--- Start ---

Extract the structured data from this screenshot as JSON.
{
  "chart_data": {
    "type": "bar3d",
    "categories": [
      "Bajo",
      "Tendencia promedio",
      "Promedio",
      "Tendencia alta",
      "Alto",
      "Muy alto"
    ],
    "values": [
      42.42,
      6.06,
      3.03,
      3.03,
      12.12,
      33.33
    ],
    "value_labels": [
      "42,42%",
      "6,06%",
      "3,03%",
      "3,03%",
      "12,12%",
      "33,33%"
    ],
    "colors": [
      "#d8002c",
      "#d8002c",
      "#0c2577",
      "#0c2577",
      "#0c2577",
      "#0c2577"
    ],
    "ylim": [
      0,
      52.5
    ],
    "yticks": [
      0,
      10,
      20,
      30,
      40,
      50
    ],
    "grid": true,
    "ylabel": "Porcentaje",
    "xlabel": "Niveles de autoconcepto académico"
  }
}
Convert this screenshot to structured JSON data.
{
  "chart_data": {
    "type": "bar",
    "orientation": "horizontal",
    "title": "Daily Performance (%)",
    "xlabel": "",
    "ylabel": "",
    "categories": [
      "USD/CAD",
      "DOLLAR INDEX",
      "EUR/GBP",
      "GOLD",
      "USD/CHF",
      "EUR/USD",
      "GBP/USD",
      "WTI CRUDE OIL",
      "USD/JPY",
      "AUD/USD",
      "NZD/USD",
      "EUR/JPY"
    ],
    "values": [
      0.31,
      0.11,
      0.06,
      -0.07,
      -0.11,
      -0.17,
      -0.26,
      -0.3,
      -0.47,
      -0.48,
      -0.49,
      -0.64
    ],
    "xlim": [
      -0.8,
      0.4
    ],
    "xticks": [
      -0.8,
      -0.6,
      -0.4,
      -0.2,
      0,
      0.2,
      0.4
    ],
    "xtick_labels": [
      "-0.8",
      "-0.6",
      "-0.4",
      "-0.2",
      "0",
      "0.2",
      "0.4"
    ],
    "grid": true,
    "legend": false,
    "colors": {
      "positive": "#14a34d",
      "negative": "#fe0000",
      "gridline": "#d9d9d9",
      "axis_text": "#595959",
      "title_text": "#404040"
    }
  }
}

--- End ---

Please set down all the data word for word.

OUTPUT FOR THIS EXERCISE:
Extract the structured data from this screenshot as JSON.
{
  "chart_data": {
    "type": "bar3d",
    "categories": [
      "Bajo",
      "Tendencia promedio",
      "Promedio",
      "Tendencia alta",
      "Alto",
      "Muy alto"
    ],
    "values": [
      42.42,
      6.06,
      3.03,
      3.03,
      12.12,
      33.33
    ],
    "value_labels": [
      "42,42%",
      "6,06%",
      "3,03%",
      "3,03%",
      "12,12%",
      "33,33%"
    ],
    "colors": [
      "#d8002c",
      "#d8002c",
      "#0c2577",
      "#0c2577",
      "#0c2577",
      "#0c2577"
    ],
    "ylim": [
      0,
      52.5
    ],
    "yticks": [
      0,
      10,
      20,
      30,
      40,
      50
    ],
    "grid": true,
    "ylabel": "Porcentaje",
    "xlabel": "Niveles de autoconcepto académico"
  }
}
Convert this screenshot to structured JSON data.
{
  "chart_data": {
    "type": "bar",
    "orientation": "horizontal",
    "title": "Daily Performance (%)",
    "xlabel": "",
    "ylabel": "",
    "categories": [
      "USD/CAD",
      "DOLLAR INDEX",
      "EUR/GBP",
      "GOLD",
      "USD/CHF",
      "EUR/USD",
      "GBP/USD",
      "WTI CRUDE OIL",
      "USD/JPY",
      "AUD/USD",
      "NZD/USD",
      "EUR/JPY"
    ],
    "values": [
      0.31,
      0.11,
      0.06,
      -0.07,
      -0.11,
      -0.17,
      -0.26,
      -0.3,
      -0.47,
      -0.48,
      -0.49,
      -0.64
    ],
    "xlim": [
      -0.8,
      0.4
    ],
    "xticks": [
      -0.8,
      -0.6,
      -0.4,
      -0.2,
      0,
      0.2,
      0.4
    ],
    "xtick_labels": [
      "-0.8",
      "-0.6",
      "-0.4",
      "-0.2",
      "0",
      "0.2",
      "0.4"
    ],
    "grid": true,
    "legend": false,
    "colors": {
      "positive": "#14a34d",
      "negative": "#fe0000",
      "gridline": "#d9d9d9",
      "axis_text": "#595959",
      "title_text": "#404040"
    }
  }
}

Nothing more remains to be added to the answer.